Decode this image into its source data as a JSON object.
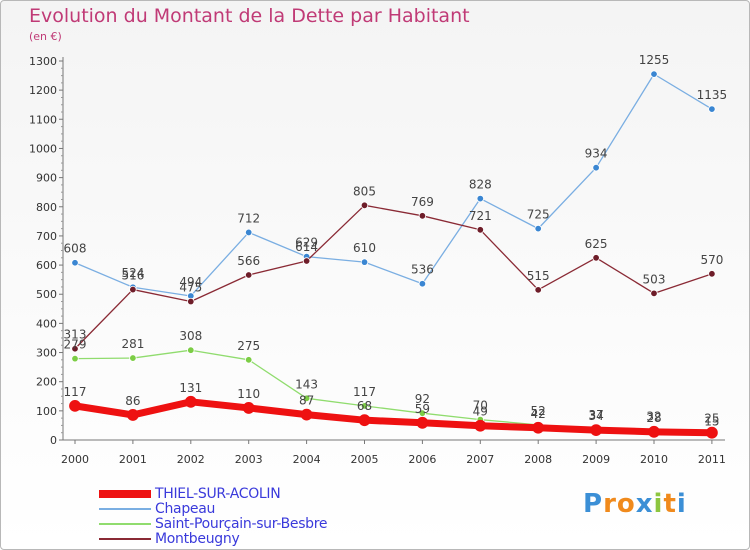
{
  "title": "Evolution du Montant de la Dette par Habitant",
  "unit_label": "(en €)",
  "logo": {
    "text": "Proxiti",
    "letters": [
      "P",
      "r",
      "o",
      "x",
      "i",
      "t",
      "i"
    ],
    "colors": [
      "#3b8fd6",
      "#f08a1c",
      "#f08a1c",
      "#3b8fd6",
      "#8dc63f",
      "#f08a1c",
      "#3b8fd6"
    ]
  },
  "chart_data": {
    "type": "line",
    "title": "Evolution du Montant de la Dette par Habitant",
    "ylabel": "(en €)",
    "xlabel": "",
    "x": [
      "2000",
      "2001",
      "2002",
      "2003",
      "2004",
      "2005",
      "2006",
      "2007",
      "2008",
      "2009",
      "2010",
      "2011"
    ],
    "ylim": [
      0,
      1300
    ],
    "yticks": [
      "0",
      "100",
      "200",
      "300",
      "400",
      "500",
      "600",
      "700",
      "800",
      "900",
      "1000",
      "1100",
      "1200",
      "1300"
    ],
    "grid": false,
    "legend_position": "bottom-left",
    "series": [
      {
        "name": "THIEL-SUR-ACOLIN",
        "color": "#ee1111",
        "marker": "#ee1111",
        "width": 7,
        "values": [
          117,
          86,
          131,
          110,
          87,
          68,
          59,
          49,
          42,
          34,
          28,
          25
        ],
        "labels": [
          "117",
          "86",
          "131",
          "110",
          "87",
          "68",
          "59",
          "49",
          "42",
          "34",
          "28",
          "25"
        ]
      },
      {
        "name": "Chapeau",
        "color": "#7aaee2",
        "marker": "#3a86d2",
        "width": 1.3,
        "values": [
          608,
          524,
          494,
          712,
          629,
          610,
          536,
          828,
          725,
          934,
          1255,
          1135
        ],
        "labels": [
          "608",
          "524",
          "494",
          "712",
          "629",
          "610",
          "536",
          "828",
          "725",
          "934",
          "1255",
          "1135"
        ]
      },
      {
        "name": "Saint-Pourçain-sur-Besbre",
        "color": "#90dc6e",
        "marker": "#7ccd45",
        "width": 1.3,
        "values": [
          279,
          281,
          308,
          275,
          143,
          117,
          92,
          70,
          52,
          37,
          32,
          15
        ],
        "labels": [
          "279",
          "281",
          "308",
          "275",
          "143",
          "117",
          "92",
          "70",
          "52",
          "37",
          "32",
          "15"
        ]
      },
      {
        "name": "Montbeugny",
        "color": "#8a2a35",
        "marker": "#6e1d29",
        "width": 1.3,
        "values": [
          313,
          516,
          475,
          566,
          614,
          805,
          769,
          721,
          515,
          625,
          503,
          570
        ],
        "labels": [
          "313",
          "516",
          "475",
          "566",
          "614",
          "805",
          "769",
          "721",
          "515",
          "625",
          "503",
          "570"
        ]
      }
    ]
  }
}
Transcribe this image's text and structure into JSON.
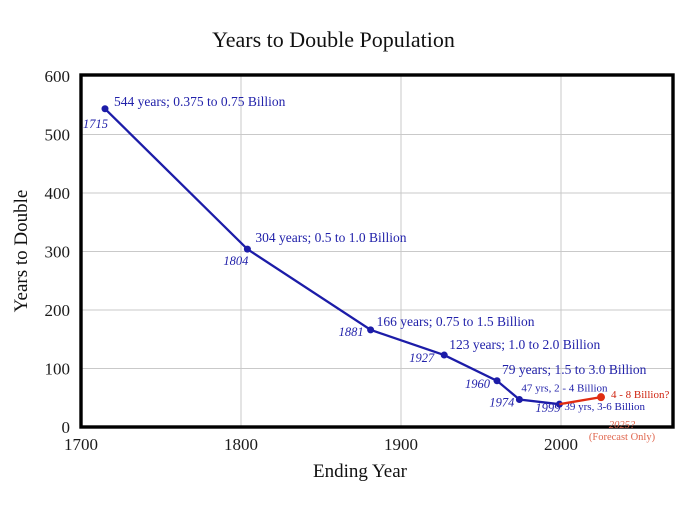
{
  "chart_data": {
    "type": "line",
    "title": "Years to Double Population",
    "xlabel": "Ending Year",
    "ylabel": "Years to Double",
    "xlim": [
      1700,
      2070
    ],
    "ylim": [
      0,
      600
    ],
    "x_ticks": [
      1700,
      1800,
      1900,
      2000
    ],
    "y_ticks": [
      0,
      100,
      200,
      300,
      400,
      500,
      600
    ],
    "grid": true,
    "legend": "none",
    "colors": {
      "historical_line": "#1c1ca8",
      "historical_text": "#2222aa",
      "forecast_line": "#e02d12",
      "forecast_text": "#cf2410",
      "forecast_note": "#e0674f",
      "grid": "#c9c9c9",
      "axis_border": "#000000",
      "tick_text": "#1a1a1a"
    },
    "series": [
      {
        "name": "historical",
        "points": [
          {
            "year": 1715,
            "value": 544,
            "label": "544 years; 0.375 to 0.75 Billion",
            "year_label": "1715",
            "small": false,
            "label_offset": [
              9,
              -3
            ],
            "year_offset": [
              3,
              19
            ]
          },
          {
            "year": 1804,
            "value": 304,
            "label": "304 years; 0.5 to 1.0 Billion",
            "year_label": "1804",
            "small": false,
            "label_offset": [
              8,
              -7
            ],
            "year_offset": [
              1,
              16
            ]
          },
          {
            "year": 1881,
            "value": 166,
            "label": "166 years; 0.75 to 1.5 Billion",
            "year_label": "1881",
            "small": false,
            "label_offset": [
              6,
              -4
            ],
            "year_offset": [
              -7,
              6
            ]
          },
          {
            "year": 1927,
            "value": 123,
            "label": "123 years; 1.0 to 2.0 Billion",
            "year_label": "1927",
            "small": false,
            "label_offset": [
              5,
              -6
            ],
            "year_offset": [
              -10,
              7
            ]
          },
          {
            "year": 1960,
            "value": 79,
            "label": "79 years; 1.5 to 3.0 Billion",
            "year_label": "1960",
            "small": false,
            "label_offset": [
              5,
              -7
            ],
            "year_offset": [
              -7,
              7
            ]
          },
          {
            "year": 1974,
            "value": 47,
            "label": "47 yrs, 2 - 4 Billion",
            "year_label": "1974",
            "small": true,
            "label_offset": [
              2,
              -8
            ],
            "year_offset": [
              -5,
              7
            ]
          },
          {
            "year": 1999,
            "value": 39,
            "label": "39 yrs, 3-6 Billion",
            "year_label": "1999",
            "small": true,
            "label_offset": [
              5,
              6
            ],
            "year_offset": [
              1,
              8
            ]
          }
        ]
      },
      {
        "name": "forecast",
        "points": [
          {
            "year": 1999,
            "value": 39,
            "no_marker": true
          },
          {
            "year": 2025,
            "value": 51,
            "label": "4 - 8 Billion?",
            "small": true,
            "label_offset": [
              10,
              1
            ]
          }
        ]
      }
    ]
  },
  "forecast_note": {
    "line1": "2025?",
    "line2": "(Forecast Only)"
  }
}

■ ■ ■ ■ ■ ■ ■

» WHAT IS NEEDED: From the listing above, copy out each line where the word "Montant" appears.

» TASK RESPONSE:
  "title": "Evolution du Montant de la Dette par Habitant",
    "title": "Evolution du Montant de la Dette par Habitant",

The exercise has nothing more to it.